◆ Source extract:
# # # # # # #

“Repent! For The Kingdom Of The Heavens Is At Hand!”

The Bible shows us numerous extreme events that earmarked major progressive expressions in the thinking and purpose of God. For example, as radical as the Red Sea suddenly opening down the middle and making dry ground for Moses and the Israelites’ escape from Egypt; as radical as the flowing Jordan River stopping to open a way for the prepared people of God into the Good Land; and as radical as the prayer of Joshua stopping the sun in the midst of the sky for an entire day, so also was the radical cry both of John and of Jesus exclaiming “Repent! For The Kingdom Of Heaven Is At Hand!”
As the Red Sea was crashing, as the Jordan River was flowing, as the earth was in rotation around the sun, so the events of culture and the daily grind of human living were in motion when John the Baptist came declaring this world-changing announcement. Do you find it easy to pass over this phrase in the Bible? Like most of us, probably so.

# # # # # # #

◆ Supplied information:
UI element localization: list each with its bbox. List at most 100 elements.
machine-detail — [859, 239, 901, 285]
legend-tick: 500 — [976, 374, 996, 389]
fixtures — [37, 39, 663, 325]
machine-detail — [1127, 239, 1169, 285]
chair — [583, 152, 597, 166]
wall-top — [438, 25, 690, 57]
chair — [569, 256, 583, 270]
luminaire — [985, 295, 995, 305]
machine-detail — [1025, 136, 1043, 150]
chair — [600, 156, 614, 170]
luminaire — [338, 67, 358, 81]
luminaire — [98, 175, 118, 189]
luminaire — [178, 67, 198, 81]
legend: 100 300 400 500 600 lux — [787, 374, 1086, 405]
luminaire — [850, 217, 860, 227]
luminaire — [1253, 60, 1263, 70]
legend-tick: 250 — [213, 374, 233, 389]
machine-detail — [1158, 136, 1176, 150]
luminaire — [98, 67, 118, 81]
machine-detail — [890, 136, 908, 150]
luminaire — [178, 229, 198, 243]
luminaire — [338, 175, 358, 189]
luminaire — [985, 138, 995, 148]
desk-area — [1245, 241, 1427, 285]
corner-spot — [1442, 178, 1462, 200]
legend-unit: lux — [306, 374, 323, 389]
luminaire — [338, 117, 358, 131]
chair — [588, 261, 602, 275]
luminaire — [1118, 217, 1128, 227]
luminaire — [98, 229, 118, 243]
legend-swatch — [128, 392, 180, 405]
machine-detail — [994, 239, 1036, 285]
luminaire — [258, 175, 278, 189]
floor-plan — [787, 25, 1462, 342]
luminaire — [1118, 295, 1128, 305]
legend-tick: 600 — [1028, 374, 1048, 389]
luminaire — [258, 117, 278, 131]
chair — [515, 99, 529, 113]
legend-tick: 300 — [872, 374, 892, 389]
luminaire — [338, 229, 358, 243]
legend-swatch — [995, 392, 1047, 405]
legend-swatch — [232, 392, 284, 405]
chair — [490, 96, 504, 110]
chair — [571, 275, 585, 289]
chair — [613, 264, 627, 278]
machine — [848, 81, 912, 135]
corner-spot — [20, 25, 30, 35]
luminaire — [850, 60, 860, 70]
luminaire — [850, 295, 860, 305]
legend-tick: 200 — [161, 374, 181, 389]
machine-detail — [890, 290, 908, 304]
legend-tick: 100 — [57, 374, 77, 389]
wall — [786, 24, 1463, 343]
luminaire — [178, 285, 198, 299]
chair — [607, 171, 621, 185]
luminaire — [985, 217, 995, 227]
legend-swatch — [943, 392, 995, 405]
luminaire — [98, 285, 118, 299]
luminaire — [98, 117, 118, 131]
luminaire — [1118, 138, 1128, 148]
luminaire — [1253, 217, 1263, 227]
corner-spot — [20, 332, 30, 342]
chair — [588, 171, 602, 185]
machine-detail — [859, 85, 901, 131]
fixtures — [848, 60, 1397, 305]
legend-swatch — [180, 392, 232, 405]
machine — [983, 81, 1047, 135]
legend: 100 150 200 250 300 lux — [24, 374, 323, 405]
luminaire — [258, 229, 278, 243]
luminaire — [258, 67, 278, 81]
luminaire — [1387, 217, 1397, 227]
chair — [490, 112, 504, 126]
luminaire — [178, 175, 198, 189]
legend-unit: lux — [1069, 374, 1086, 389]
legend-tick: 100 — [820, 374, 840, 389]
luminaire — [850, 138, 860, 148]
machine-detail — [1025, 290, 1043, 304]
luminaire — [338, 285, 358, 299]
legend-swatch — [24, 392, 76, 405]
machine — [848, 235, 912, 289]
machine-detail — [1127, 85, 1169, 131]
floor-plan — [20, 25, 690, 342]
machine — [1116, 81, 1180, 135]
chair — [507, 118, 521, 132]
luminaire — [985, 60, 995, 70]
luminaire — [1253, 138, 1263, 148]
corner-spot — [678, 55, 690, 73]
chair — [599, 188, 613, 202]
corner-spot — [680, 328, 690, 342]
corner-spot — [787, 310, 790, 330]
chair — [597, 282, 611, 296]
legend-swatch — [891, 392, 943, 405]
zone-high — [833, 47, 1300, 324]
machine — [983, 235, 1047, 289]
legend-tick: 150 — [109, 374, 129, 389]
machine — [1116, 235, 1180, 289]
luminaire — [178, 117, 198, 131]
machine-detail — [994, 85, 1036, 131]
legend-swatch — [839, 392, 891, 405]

# # # # # # #

◆ Written problem:
In the passage on repentance, what did the prayer of Joshua stop, and for how long?

◆ Exercise response:
It stopped the sun in the midst of the sky for an entire day.